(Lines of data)
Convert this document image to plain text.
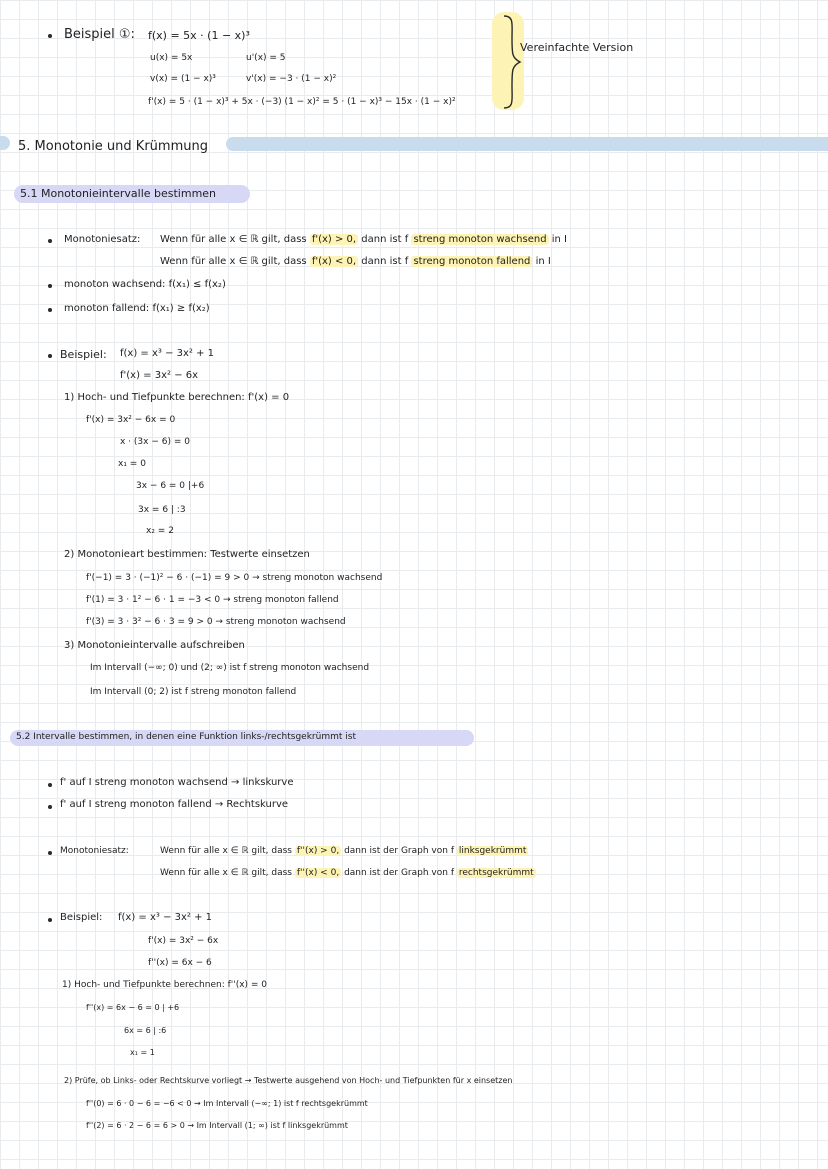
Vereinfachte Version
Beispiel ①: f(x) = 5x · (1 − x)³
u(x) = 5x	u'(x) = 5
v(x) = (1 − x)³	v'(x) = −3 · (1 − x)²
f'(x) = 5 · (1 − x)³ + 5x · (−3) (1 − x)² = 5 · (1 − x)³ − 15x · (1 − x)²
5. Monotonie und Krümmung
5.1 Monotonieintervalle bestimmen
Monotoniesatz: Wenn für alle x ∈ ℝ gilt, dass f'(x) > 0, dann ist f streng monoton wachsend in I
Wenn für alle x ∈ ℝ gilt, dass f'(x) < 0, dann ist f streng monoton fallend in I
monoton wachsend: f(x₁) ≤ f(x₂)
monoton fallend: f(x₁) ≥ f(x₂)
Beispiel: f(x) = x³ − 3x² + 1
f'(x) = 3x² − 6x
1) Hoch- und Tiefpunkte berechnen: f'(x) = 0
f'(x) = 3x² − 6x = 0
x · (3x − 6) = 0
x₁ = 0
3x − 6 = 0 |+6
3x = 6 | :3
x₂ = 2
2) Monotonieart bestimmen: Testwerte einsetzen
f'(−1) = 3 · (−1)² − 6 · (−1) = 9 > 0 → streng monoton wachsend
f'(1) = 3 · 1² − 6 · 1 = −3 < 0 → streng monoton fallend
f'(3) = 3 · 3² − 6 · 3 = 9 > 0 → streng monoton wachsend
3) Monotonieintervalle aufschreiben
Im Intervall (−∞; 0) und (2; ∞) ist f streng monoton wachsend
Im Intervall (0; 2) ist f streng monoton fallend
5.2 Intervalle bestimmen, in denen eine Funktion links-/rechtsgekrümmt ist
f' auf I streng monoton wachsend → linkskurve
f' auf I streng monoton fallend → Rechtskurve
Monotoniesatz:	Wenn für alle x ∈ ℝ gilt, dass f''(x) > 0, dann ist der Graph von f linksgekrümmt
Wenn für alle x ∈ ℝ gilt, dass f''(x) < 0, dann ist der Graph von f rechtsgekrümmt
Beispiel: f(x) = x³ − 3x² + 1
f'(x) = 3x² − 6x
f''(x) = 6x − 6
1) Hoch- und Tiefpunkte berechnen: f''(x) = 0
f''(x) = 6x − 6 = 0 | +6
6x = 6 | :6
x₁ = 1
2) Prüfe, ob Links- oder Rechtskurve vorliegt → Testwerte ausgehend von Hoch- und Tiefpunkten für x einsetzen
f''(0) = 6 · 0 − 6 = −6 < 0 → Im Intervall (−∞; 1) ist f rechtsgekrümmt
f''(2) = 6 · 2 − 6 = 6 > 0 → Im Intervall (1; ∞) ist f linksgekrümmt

---

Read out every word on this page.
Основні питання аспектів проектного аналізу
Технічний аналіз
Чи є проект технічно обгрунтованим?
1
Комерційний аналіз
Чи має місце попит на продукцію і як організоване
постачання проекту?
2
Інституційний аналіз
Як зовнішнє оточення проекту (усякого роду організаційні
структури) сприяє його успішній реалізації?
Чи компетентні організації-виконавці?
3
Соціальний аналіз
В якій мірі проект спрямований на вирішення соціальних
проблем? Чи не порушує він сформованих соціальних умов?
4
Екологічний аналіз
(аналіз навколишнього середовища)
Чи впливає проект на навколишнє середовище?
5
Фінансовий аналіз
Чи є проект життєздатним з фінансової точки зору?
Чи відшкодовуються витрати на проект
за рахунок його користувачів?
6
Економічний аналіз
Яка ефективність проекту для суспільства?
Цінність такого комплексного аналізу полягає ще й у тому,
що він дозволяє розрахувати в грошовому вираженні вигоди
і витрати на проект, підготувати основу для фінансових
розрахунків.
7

--

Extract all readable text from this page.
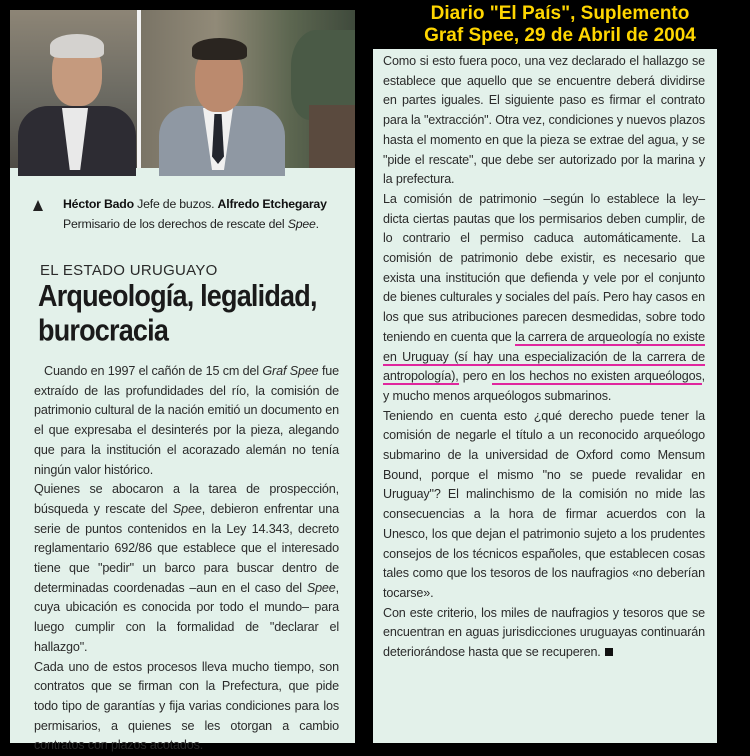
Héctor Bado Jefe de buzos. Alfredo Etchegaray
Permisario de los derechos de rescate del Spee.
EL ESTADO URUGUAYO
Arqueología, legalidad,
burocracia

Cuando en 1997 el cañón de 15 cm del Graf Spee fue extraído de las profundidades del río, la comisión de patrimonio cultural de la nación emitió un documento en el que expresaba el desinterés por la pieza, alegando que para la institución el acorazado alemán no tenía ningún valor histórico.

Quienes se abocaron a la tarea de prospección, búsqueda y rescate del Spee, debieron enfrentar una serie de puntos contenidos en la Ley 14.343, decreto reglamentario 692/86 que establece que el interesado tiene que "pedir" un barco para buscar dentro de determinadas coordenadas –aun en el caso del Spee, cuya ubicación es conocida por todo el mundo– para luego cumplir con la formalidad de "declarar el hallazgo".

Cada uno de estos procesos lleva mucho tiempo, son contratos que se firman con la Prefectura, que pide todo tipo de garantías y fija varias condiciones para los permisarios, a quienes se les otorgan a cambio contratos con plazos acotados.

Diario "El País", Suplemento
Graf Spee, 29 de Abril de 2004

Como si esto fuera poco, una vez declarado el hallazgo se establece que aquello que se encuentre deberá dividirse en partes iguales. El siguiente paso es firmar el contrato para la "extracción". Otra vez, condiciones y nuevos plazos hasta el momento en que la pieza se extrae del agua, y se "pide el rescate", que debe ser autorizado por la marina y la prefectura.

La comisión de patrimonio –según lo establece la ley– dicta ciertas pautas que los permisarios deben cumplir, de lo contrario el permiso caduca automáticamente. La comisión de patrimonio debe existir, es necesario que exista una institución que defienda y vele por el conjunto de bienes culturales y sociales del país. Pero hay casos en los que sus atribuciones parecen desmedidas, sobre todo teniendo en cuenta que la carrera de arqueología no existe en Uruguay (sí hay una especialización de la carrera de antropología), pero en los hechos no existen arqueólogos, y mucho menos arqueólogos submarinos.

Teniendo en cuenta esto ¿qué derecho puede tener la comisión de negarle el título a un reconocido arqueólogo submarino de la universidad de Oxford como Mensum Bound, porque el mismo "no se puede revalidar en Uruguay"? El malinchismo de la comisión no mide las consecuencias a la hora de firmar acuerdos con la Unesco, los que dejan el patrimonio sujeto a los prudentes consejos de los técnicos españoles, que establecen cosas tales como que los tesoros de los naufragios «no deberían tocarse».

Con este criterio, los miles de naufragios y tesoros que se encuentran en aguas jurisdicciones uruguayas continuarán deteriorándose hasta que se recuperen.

• **YOUR TASK**
For each line above that contains the word "Wenn", copy that line.

• **FINISHED TASK**
Monotoniesatz: Wenn für alle x ∈ ℝ gilt, dass f'(x) > 0, dann ist f streng monoton wachsend in I
Wenn für alle x ∈ ℝ gilt, dass f'(x) < 0, dann ist f streng monoton fallend in I
Monotoniesatz:	Wenn für alle x ∈ ℝ gilt, dass f''(x) > 0, dann ist der Graph von f linksgekrümmt
Wenn für alle x ∈ ℝ gilt, dass f''(x) < 0, dann ist der Graph von f rechtsgekrümmt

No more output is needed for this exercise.